═════ Record set
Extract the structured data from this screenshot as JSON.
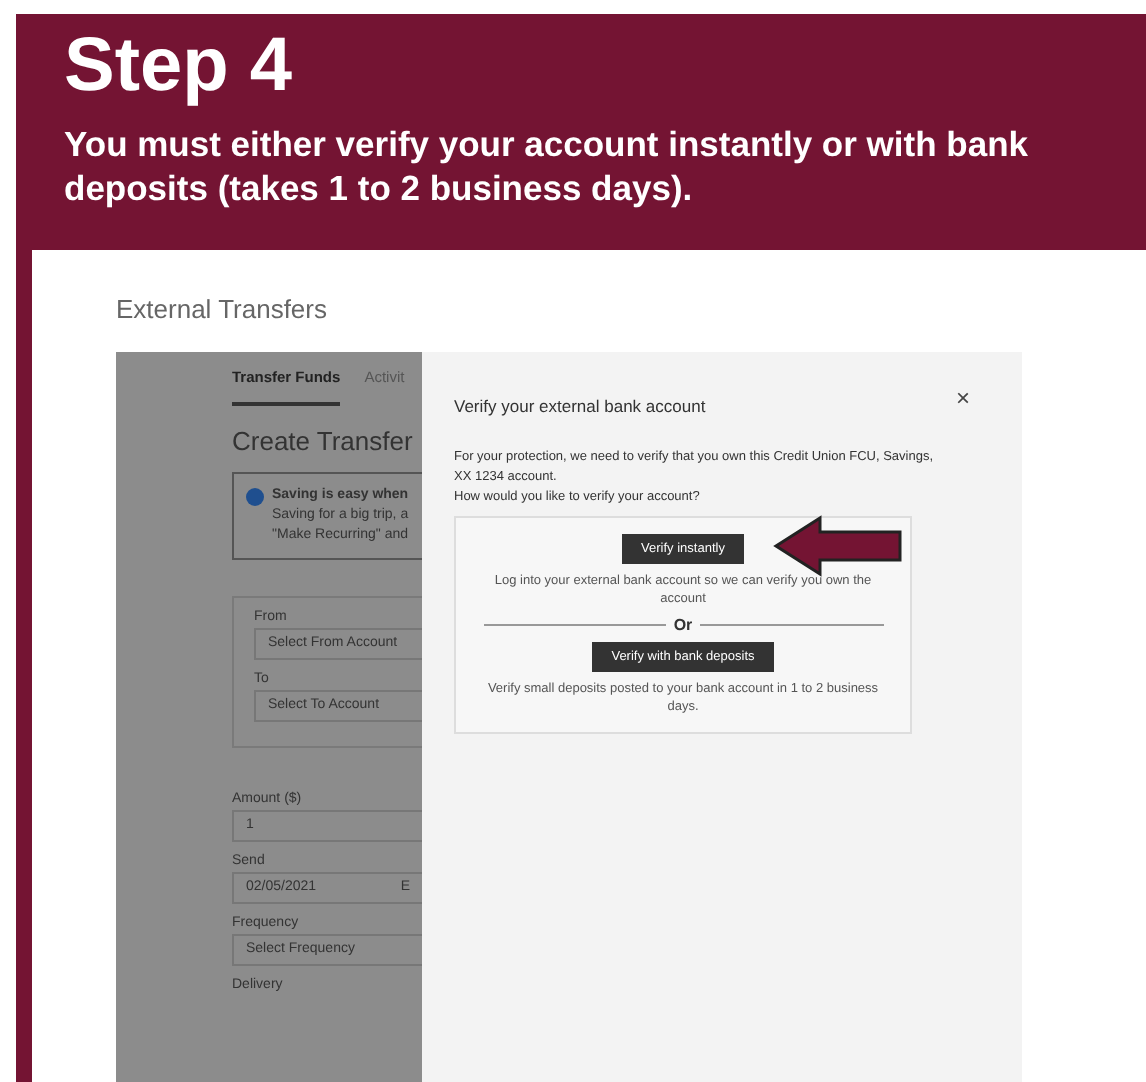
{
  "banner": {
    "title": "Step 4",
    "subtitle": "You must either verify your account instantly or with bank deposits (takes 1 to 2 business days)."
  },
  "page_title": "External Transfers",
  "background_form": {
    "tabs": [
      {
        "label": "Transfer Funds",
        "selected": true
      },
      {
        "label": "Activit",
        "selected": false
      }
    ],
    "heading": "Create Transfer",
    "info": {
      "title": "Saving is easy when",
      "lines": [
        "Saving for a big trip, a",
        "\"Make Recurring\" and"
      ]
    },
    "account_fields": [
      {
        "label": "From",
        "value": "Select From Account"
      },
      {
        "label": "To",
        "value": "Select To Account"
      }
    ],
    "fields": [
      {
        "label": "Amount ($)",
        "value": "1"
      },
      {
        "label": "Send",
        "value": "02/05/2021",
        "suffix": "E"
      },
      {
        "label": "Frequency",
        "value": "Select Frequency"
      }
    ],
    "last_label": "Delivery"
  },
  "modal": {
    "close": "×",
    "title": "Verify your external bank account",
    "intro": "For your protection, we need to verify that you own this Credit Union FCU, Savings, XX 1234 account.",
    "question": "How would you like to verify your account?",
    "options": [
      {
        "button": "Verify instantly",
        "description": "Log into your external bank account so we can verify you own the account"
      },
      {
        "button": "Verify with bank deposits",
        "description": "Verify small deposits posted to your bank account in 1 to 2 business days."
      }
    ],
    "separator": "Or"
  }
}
══════════
### Task to complete
Return every line of the records exactly as given, pictures excluded.

### In response
Extract the structured data from this screenshot as JSON.
{
  "banner": {
    "title": "Step 4",
    "subtitle": "You must either verify your account instantly or with bank deposits (takes 1 to 2 business days)."
  },
  "page_title": "External Transfers",
  "background_form": {
    "tabs": [
      {
        "label": "Transfer Funds",
        "selected": true
      },
      {
        "label": "Activit",
        "selected": false
      }
    ],
    "heading": "Create Transfer",
    "info": {
      "title": "Saving is easy when",
      "lines": [
        "Saving for a big trip, a",
        "\"Make Recurring\" and"
      ]
    },
    "account_fields": [
      {
        "label": "From",
        "value": "Select From Account"
      },
      {
        "label": "To",
        "value": "Select To Account"
      }
    ],
    "fields": [
      {
        "label": "Amount ($)",
        "value": "1"
      },
      {
        "label": "Send",
        "value": "02/05/2021",
        "suffix": "E"
      },
      {
        "label": "Frequency",
        "value": "Select Frequency"
      }
    ],
    "last_label": "Delivery"
  },
  "modal": {
    "close": "×",
    "title": "Verify your external bank account",
    "intro": "For your protection, we need to verify that you own this Credit Union FCU, Savings, XX 1234 account.",
    "question": "How would you like to verify your account?",
    "options": [
      {
        "button": "Verify instantly",
        "description": "Log into your external bank account so we can verify you own the account"
      },
      {
        "button": "Verify with bank deposits",
        "description": "Verify small deposits posted to your bank account in 1 to 2 business days."
      }
    ],
    "separator": "Or"
  }
}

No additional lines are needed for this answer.